## Begin Data for processing

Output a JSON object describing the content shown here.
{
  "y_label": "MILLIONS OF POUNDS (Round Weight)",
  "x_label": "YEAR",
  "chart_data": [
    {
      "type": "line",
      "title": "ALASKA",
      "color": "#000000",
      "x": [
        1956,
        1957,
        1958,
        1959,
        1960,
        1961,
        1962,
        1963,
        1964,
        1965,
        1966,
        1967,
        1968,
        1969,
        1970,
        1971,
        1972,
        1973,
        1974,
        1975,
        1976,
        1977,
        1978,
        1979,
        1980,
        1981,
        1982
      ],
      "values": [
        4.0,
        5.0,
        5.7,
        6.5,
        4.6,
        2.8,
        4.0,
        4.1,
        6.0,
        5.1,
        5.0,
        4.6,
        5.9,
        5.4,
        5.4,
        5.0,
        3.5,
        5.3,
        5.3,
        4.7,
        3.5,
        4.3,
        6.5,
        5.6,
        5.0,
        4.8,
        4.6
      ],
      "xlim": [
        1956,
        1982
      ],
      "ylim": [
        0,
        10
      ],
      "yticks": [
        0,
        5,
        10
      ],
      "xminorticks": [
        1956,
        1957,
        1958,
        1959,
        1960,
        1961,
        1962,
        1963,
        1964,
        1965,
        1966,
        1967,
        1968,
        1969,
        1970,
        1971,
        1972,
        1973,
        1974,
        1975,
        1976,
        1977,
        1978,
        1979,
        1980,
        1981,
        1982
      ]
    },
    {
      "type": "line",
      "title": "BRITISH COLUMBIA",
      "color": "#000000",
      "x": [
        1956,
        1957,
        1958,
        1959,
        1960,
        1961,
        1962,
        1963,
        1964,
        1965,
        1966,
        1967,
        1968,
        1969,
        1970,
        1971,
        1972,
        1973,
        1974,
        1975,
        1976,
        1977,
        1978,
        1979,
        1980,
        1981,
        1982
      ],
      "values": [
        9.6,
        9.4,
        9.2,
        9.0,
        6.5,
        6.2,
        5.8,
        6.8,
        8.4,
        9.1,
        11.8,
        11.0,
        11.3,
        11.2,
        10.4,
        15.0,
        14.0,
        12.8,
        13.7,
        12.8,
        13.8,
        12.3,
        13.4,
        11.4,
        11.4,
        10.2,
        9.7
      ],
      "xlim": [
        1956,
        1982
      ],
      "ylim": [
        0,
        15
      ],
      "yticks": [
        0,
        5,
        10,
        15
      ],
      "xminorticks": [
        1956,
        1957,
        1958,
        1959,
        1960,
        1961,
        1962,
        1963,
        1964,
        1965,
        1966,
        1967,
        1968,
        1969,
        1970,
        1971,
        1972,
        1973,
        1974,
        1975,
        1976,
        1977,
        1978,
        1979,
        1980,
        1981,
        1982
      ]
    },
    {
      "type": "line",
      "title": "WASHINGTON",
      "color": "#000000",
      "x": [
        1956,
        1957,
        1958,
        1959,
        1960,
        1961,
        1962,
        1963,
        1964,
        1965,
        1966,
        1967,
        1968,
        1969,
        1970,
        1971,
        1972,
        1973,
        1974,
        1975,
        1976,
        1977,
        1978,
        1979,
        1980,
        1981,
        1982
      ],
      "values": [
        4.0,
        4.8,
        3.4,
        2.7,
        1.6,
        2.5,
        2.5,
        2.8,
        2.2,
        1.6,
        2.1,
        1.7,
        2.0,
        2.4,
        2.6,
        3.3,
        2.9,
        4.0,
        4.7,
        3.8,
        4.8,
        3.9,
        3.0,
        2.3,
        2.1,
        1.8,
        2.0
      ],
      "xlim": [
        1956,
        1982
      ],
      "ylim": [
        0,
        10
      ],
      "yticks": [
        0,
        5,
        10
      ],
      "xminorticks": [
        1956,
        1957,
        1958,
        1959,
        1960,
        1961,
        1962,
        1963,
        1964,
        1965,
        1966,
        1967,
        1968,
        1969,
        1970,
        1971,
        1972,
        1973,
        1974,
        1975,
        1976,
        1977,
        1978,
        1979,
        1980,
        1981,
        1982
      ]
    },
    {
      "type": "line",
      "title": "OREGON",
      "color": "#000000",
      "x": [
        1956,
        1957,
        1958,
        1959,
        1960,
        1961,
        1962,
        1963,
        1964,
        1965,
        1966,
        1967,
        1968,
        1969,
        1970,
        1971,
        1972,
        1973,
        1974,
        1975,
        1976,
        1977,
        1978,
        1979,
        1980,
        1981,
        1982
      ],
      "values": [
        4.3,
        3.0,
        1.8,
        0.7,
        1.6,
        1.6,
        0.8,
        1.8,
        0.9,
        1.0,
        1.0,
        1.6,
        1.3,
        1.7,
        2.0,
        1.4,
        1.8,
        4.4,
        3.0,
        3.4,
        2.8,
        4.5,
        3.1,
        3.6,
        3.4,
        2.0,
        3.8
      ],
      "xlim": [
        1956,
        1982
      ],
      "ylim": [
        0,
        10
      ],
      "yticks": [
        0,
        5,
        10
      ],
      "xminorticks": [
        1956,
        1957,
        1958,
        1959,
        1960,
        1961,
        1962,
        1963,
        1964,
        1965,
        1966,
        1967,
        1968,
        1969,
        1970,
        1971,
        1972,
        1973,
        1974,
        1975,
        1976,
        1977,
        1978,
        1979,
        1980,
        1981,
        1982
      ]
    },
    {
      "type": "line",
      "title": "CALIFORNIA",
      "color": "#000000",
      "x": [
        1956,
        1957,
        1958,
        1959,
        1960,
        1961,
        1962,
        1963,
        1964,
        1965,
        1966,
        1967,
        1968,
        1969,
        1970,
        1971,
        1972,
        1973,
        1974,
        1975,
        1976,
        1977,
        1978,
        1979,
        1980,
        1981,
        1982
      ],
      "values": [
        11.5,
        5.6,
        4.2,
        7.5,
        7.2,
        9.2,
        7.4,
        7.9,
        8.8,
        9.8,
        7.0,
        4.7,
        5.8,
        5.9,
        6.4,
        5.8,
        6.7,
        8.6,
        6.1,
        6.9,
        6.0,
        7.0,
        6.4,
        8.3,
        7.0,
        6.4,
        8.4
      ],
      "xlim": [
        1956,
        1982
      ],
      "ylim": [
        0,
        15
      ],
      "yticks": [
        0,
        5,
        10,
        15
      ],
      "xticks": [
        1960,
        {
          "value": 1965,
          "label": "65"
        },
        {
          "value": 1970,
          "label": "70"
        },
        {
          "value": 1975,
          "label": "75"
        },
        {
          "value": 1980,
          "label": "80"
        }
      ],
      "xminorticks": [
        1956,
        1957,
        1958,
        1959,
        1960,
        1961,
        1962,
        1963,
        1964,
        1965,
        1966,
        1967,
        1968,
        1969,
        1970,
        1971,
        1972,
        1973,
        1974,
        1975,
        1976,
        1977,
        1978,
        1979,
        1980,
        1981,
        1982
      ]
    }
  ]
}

## End Data for processing

Please reproduce each record precisely as written.

*Exercise answer*.
Output a JSON object describing the content shown here.
{
  "y_label": "MILLIONS OF POUNDS (Round Weight)",
  "x_label": "YEAR",
  "chart_data": [
    {
      "type": "line",
      "title": "ALASKA",
      "color": "#000000",
      "x": [
        1956,
        1957,
        1958,
        1959,
        1960,
        1961,
        1962,
        1963,
        1964,
        1965,
        1966,
        1967,
        1968,
        1969,
        1970,
        1971,
        1972,
        1973,
        1974,
        1975,
        1976,
        1977,
        1978,
        1979,
        1980,
        1981,
        1982
      ],
      "values": [
        4.0,
        5.0,
        5.7,
        6.5,
        4.6,
        2.8,
        4.0,
        4.1,
        6.0,
        5.1,
        5.0,
        4.6,
        5.9,
        5.4,
        5.4,
        5.0,
        3.5,
        5.3,
        5.3,
        4.7,
        3.5,
        4.3,
        6.5,
        5.6,
        5.0,
        4.8,
        4.6
      ],
      "xlim": [
        1956,
        1982
      ],
      "ylim": [
        0,
        10
      ],
      "yticks": [
        0,
        5,
        10
      ],
      "xminorticks": [
        1956,
        1957,
        1958,
        1959,
        1960,
        1961,
        1962,
        1963,
        1964,
        1965,
        1966,
        1967,
        1968,
        1969,
        1970,
        1971,
        1972,
        1973,
        1974,
        1975,
        1976,
        1977,
        1978,
        1979,
        1980,
        1981,
        1982
      ]
    },
    {
      "type": "line",
      "title": "BRITISH COLUMBIA",
      "color": "#000000",
      "x": [
        1956,
        1957,
        1958,
        1959,
        1960,
        1961,
        1962,
        1963,
        1964,
        1965,
        1966,
        1967,
        1968,
        1969,
        1970,
        1971,
        1972,
        1973,
        1974,
        1975,
        1976,
        1977,
        1978,
        1979,
        1980,
        1981,
        1982
      ],
      "values": [
        9.6,
        9.4,
        9.2,
        9.0,
        6.5,
        6.2,
        5.8,
        6.8,
        8.4,
        9.1,
        11.8,
        11.0,
        11.3,
        11.2,
        10.4,
        15.0,
        14.0,
        12.8,
        13.7,
        12.8,
        13.8,
        12.3,
        13.4,
        11.4,
        11.4,
        10.2,
        9.7
      ],
      "xlim": [
        1956,
        1982
      ],
      "ylim": [
        0,
        15
      ],
      "yticks": [
        0,
        5,
        10,
        15
      ],
      "xminorticks": [
        1956,
        1957,
        1958,
        1959,
        1960,
        1961,
        1962,
        1963,
        1964,
        1965,
        1966,
        1967,
        1968,
        1969,
        1970,
        1971,
        1972,
        1973,
        1974,
        1975,
        1976,
        1977,
        1978,
        1979,
        1980,
        1981,
        1982
      ]
    },
    {
      "type": "line",
      "title": "WASHINGTON",
      "color": "#000000",
      "x": [
        1956,
        1957,
        1958,
        1959,
        1960,
        1961,
        1962,
        1963,
        1964,
        1965,
        1966,
        1967,
        1968,
        1969,
        1970,
        1971,
        1972,
        1973,
        1974,
        1975,
        1976,
        1977,
        1978,
        1979,
        1980,
        1981,
        1982
      ],
      "values": [
        4.0,
        4.8,
        3.4,
        2.7,
        1.6,
        2.5,
        2.5,
        2.8,
        2.2,
        1.6,
        2.1,
        1.7,
        2.0,
        2.4,
        2.6,
        3.3,
        2.9,
        4.0,
        4.7,
        3.8,
        4.8,
        3.9,
        3.0,
        2.3,
        2.1,
        1.8,
        2.0
      ],
      "xlim": [
        1956,
        1982
      ],
      "ylim": [
        0,
        10
      ],
      "yticks": [
        0,
        5,
        10
      ],
      "xminorticks": [
        1956,
        1957,
        1958,
        1959,
        1960,
        1961,
        1962,
        1963,
        1964,
        1965,
        1966,
        1967,
        1968,
        1969,
        1970,
        1971,
        1972,
        1973,
        1974,
        1975,
        1976,
        1977,
        1978,
        1979,
        1980,
        1981,
        1982
      ]
    },
    {
      "type": "line",
      "title": "OREGON",
      "color": "#000000",
      "x": [
        1956,
        1957,
        1958,
        1959,
        1960,
        1961,
        1962,
        1963,
        1964,
        1965,
        1966,
        1967,
        1968,
        1969,
        1970,
        1971,
        1972,
        1973,
        1974,
        1975,
        1976,
        1977,
        1978,
        1979,
        1980,
        1981,
        1982
      ],
      "values": [
        4.3,
        3.0,
        1.8,
        0.7,
        1.6,
        1.6,
        0.8,
        1.8,
        0.9,
        1.0,
        1.0,
        1.6,
        1.3,
        1.7,
        2.0,
        1.4,
        1.8,
        4.4,
        3.0,
        3.4,
        2.8,
        4.5,
        3.1,
        3.6,
        3.4,
        2.0,
        3.8
      ],
      "xlim": [
        1956,
        1982
      ],
      "ylim": [
        0,
        10
      ],
      "yticks": [
        0,
        5,
        10
      ],
      "xminorticks": [
        1956,
        1957,
        1958,
        1959,
        1960,
        1961,
        1962,
        1963,
        1964,
        1965,
        1966,
        1967,
        1968,
        1969,
        1970,
        1971,
        1972,
        1973,
        1974,
        1975,
        1976,
        1977,
        1978,
        1979,
        1980,
        1981,
        1982
      ]
    },
    {
      "type": "line",
      "title": "CALIFORNIA",
      "color": "#000000",
      "x": [
        1956,
        1957,
        1958,
        1959,
        1960,
        1961,
        1962,
        1963,
        1964,
        1965,
        1966,
        1967,
        1968,
        1969,
        1970,
        1971,
        1972,
        1973,
        1974,
        1975,
        1976,
        1977,
        1978,
        1979,
        1980,
        1981,
        1982
      ],
      "values": [
        11.5,
        5.6,
        4.2,
        7.5,
        7.2,
        9.2,
        7.4,
        7.9,
        8.8,
        9.8,
        7.0,
        4.7,
        5.8,
        5.9,
        6.4,
        5.8,
        6.7,
        8.6,
        6.1,
        6.9,
        6.0,
        7.0,
        6.4,
        8.3,
        7.0,
        6.4,
        8.4
      ],
      "xlim": [
        1956,
        1982
      ],
      "ylim": [
        0,
        15
      ],
      "yticks": [
        0,
        5,
        10,
        15
      ],
      "xticks": [
        1960,
        {
          "value": 1965,
          "label": "65"
        },
        {
          "value": 1970,
          "label": "70"
        },
        {
          "value": 1975,
          "label": "75"
        },
        {
          "value": 1980,
          "label": "80"
        }
      ],
      "xminorticks": [
        1956,
        1957,
        1958,
        1959,
        1960,
        1961,
        1962,
        1963,
        1964,
        1965,
        1966,
        1967,
        1968,
        1969,
        1970,
        1971,
        1972,
        1973,
        1974,
        1975,
        1976,
        1977,
        1978,
        1979,
        1980,
        1981,
        1982
      ]
    }
  ]
}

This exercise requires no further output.